* BEGIN *

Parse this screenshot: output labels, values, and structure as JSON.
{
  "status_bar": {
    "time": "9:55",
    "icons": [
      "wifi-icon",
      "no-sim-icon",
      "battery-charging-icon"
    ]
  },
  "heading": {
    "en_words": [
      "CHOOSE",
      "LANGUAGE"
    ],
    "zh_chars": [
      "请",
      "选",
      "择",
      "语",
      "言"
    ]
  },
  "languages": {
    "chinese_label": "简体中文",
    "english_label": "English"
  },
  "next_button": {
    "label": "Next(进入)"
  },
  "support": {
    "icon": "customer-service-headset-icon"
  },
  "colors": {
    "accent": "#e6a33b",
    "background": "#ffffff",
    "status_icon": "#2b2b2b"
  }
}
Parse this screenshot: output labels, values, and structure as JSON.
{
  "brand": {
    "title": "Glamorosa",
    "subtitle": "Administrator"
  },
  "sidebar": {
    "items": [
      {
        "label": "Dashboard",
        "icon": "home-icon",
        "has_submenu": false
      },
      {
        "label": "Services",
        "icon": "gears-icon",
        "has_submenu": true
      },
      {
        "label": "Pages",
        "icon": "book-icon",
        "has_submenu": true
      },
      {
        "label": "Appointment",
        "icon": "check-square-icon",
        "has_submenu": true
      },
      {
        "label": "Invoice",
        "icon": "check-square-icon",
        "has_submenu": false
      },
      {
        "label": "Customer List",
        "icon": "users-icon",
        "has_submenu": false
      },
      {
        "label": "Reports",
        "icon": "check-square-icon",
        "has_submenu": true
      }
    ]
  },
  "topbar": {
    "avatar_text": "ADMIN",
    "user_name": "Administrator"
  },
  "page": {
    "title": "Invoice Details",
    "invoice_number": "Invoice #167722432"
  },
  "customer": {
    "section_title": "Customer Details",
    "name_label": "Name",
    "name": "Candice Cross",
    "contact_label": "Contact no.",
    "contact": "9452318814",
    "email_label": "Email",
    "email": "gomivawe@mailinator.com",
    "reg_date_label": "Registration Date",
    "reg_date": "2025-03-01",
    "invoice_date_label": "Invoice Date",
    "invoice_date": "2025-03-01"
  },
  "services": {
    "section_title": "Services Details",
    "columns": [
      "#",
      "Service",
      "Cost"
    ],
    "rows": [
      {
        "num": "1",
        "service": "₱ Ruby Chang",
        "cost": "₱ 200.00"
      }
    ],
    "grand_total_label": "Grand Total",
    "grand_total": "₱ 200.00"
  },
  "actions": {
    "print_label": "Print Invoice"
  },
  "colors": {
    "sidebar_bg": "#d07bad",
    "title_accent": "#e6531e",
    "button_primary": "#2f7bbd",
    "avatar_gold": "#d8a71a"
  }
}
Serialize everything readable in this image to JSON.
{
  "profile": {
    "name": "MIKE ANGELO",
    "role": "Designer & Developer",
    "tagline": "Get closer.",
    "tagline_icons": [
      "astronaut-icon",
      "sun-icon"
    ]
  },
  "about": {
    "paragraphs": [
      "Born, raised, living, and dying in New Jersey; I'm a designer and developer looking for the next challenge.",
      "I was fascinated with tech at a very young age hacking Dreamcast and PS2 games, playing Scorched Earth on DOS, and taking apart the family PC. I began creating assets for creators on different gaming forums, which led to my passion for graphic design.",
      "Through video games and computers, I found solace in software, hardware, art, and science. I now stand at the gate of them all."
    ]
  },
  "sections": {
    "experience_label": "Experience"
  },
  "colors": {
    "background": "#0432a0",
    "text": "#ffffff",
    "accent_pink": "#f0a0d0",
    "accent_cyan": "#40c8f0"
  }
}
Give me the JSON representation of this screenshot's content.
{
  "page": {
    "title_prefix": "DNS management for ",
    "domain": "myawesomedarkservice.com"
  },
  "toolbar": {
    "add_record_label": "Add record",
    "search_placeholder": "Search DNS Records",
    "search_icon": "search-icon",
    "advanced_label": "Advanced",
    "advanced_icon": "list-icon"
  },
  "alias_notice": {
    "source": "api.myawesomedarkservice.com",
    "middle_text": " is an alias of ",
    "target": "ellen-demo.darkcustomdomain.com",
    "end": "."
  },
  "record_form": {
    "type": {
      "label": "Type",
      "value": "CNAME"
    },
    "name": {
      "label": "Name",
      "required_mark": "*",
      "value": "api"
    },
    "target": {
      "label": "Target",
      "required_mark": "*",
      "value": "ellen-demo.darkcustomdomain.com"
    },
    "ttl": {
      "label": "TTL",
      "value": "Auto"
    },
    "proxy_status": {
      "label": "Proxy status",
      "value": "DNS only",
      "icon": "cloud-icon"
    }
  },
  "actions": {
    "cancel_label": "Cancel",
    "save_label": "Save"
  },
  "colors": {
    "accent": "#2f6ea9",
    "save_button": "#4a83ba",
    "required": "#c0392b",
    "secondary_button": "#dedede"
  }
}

* END *

Please set down each line of the records exactly as given.

Parse this screenshot: output labels, values, and structure as JSON.
{
  "status_bar": {
    "time": "9:55",
    "icons": [
      "wifi-icon",
      "no-sim-icon",
      "battery-charging-icon"
    ]
  },
  "heading": {
    "en_words": [
      "CHOOSE",
      "LANGUAGE"
    ],
    "zh_chars": [
      "请",
      "选",
      "择",
      "语",
      "言"
    ]
  },
  "languages": {
    "chinese_label": "简体中文",
    "english_label": "English"
  },
  "next_button": {
    "label": "Next(进入)"
  },
  "support": {
    "icon": "customer-service-headset-icon"
  },
  "colors": {
    "accent": "#e6a33b",
    "background": "#ffffff",
    "status_icon": "#2b2b2b"
  }
}
Parse this screenshot: output labels, values, and structure as JSON.
{
  "brand": {
    "title": "Glamorosa",
    "subtitle": "Administrator"
  },
  "sidebar": {
    "items": [
      {
        "label": "Dashboard",
        "icon": "home-icon",
        "has_submenu": false
      },
      {
        "label": "Services",
        "icon": "gears-icon",
        "has_submenu": true
      },
      {
        "label": "Pages",
        "icon": "book-icon",
        "has_submenu": true
      },
      {
        "label": "Appointment",
        "icon": "check-square-icon",
        "has_submenu": true
      },
      {
        "label": "Invoice",
        "icon": "check-square-icon",
        "has_submenu": false
      },
      {
        "label": "Customer List",
        "icon": "users-icon",
        "has_submenu": false
      },
      {
        "label": "Reports",
        "icon": "check-square-icon",
        "has_submenu": true
      }
    ]
  },
  "topbar": {
    "avatar_text": "ADMIN",
    "user_name": "Administrator"
  },
  "page": {
    "title": "Invoice Details",
    "invoice_number": "Invoice #167722432"
  },
  "customer": {
    "section_title": "Customer Details",
    "name_label": "Name",
    "name": "Candice Cross",
    "contact_label": "Contact no.",
    "contact": "9452318814",
    "email_label": "Email",
    "email": "gomivawe@mailinator.com",
    "reg_date_label": "Registration Date",
    "reg_date": "2025-03-01",
    "invoice_date_label": "Invoice Date",
    "invoice_date": "2025-03-01"
  },
  "services": {
    "section_title": "Services Details",
    "columns": [
      "#",
      "Service",
      "Cost"
    ],
    "rows": [
      {
        "num": "1",
        "service": "₱ Ruby Chang",
        "cost": "₱ 200.00"
      }
    ],
    "grand_total_label": "Grand Total",
    "grand_total": "₱ 200.00"
  },
  "actions": {
    "print_label": "Print Invoice"
  },
  "colors": {
    "sidebar_bg": "#d07bad",
    "title_accent": "#e6531e",
    "button_primary": "#2f7bbd",
    "avatar_gold": "#d8a71a"
  }
}
Serialize everything readable in this image to JSON.
{
  "profile": {
    "name": "MIKE ANGELO",
    "role": "Designer & Developer",
    "tagline": "Get closer.",
    "tagline_icons": [
      "astronaut-icon",
      "sun-icon"
    ]
  },
  "about": {
    "paragraphs": [
      "Born, raised, living, and dying in New Jersey; I'm a designer and developer looking for the next challenge.",
      "I was fascinated with tech at a very young age hacking Dreamcast and PS2 games, playing Scorched Earth on DOS, and taking apart the family PC. I began creating assets for creators on different gaming forums, which led to my passion for graphic design.",
      "Through video games and computers, I found solace in software, hardware, art, and science. I now stand at the gate of them all."
    ]
  },
  "sections": {
    "experience_label": "Experience"
  },
  "colors": {
    "background": "#0432a0",
    "text": "#ffffff",
    "accent_pink": "#f0a0d0",
    "accent_cyan": "#40c8f0"
  }
}
Give me the JSON representation of this screenshot's content.
{
  "page": {
    "title_prefix": "DNS management for ",
    "domain": "myawesomedarkservice.com"
  },
  "toolbar": {
    "add_record_label": "Add record",
    "search_placeholder": "Search DNS Records",
    "search_icon": "search-icon",
    "advanced_label": "Advanced",
    "advanced_icon": "list-icon"
  },
  "alias_notice": {
    "source": "api.myawesomedarkservice.com",
    "middle_text": " is an alias of ",
    "target": "ellen-demo.darkcustomdomain.com",
    "end": "."
  },
  "record_form": {
    "type": {
      "label": "Type",
      "value": "CNAME"
    },
    "name": {
      "label": "Name",
      "required_mark": "*",
      "value": "api"
    },
    "target": {
      "label": "Target",
      "required_mark": "*",
      "value": "ellen-demo.darkcustomdomain.com"
    },
    "ttl": {
      "label": "TTL",
      "value": "Auto"
    },
    "proxy_status": {
      "label": "Proxy status",
      "value": "DNS only",
      "icon": "cloud-icon"
    }
  },
  "actions": {
    "cancel_label": "Cancel",
    "save_label": "Save"
  },
  "colors": {
    "accent": "#2f6ea9",
    "save_button": "#4a83ba",
    "required": "#c0392b",
    "secondary_button": "#dedede"
  }
}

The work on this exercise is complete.